Each line that contains the string "toàn" counts once; report how many such lines appear in the data, as a number only.
* BEGIN Provided data *
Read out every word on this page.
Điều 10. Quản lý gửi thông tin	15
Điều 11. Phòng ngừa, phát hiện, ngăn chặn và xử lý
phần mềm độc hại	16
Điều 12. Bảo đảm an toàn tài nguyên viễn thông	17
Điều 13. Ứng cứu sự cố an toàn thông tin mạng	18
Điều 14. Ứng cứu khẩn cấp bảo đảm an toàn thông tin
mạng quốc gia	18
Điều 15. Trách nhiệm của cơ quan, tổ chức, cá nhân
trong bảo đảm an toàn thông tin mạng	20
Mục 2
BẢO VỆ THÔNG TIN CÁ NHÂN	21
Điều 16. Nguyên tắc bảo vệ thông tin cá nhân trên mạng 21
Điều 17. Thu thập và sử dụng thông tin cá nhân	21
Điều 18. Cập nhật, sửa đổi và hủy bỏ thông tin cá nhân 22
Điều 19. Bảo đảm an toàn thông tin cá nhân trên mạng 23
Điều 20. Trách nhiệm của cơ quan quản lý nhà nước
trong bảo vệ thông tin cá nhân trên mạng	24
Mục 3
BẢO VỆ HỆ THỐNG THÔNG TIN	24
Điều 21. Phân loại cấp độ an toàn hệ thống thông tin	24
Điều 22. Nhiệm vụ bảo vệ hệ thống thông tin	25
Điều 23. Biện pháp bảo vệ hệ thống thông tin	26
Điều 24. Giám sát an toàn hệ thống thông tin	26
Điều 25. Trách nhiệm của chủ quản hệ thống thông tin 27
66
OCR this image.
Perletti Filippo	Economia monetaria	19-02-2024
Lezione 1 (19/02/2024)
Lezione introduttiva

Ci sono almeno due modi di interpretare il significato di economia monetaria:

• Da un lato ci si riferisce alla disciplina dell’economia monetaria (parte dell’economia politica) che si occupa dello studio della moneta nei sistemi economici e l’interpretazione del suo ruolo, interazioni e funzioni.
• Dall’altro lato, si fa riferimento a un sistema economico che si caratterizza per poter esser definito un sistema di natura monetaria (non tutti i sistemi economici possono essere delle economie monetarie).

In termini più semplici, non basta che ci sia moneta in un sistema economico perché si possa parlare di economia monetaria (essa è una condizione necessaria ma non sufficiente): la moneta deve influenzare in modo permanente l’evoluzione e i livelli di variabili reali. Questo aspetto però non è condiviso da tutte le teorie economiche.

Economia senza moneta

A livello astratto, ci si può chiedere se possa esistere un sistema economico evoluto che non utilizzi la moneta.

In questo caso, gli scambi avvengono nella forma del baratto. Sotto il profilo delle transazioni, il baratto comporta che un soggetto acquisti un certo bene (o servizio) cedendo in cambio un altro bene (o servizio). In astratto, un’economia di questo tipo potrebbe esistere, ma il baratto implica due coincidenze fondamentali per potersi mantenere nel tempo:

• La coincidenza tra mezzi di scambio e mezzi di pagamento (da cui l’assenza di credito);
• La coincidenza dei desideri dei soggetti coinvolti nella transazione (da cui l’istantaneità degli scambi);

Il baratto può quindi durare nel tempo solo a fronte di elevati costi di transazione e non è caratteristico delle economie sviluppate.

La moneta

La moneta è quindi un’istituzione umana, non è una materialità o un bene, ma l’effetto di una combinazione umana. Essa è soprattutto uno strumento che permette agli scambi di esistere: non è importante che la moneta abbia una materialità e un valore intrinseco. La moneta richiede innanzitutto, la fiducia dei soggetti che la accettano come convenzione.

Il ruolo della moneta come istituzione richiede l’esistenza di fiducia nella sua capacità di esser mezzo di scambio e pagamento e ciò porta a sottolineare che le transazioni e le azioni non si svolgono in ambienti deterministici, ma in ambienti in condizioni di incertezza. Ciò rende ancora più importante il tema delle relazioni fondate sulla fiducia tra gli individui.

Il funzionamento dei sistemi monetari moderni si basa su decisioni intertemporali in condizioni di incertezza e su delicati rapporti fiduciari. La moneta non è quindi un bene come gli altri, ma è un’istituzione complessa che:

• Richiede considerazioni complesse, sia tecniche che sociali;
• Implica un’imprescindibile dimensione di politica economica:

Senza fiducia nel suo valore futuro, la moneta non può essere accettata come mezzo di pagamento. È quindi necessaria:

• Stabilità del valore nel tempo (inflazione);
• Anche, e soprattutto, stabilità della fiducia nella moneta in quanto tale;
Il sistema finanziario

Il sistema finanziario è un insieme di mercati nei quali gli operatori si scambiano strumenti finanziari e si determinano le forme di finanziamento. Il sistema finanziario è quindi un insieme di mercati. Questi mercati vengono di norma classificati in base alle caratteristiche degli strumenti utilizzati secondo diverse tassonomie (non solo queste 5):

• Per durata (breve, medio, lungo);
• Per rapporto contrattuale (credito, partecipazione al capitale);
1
* END Provided data *
■ Response to the exercise
7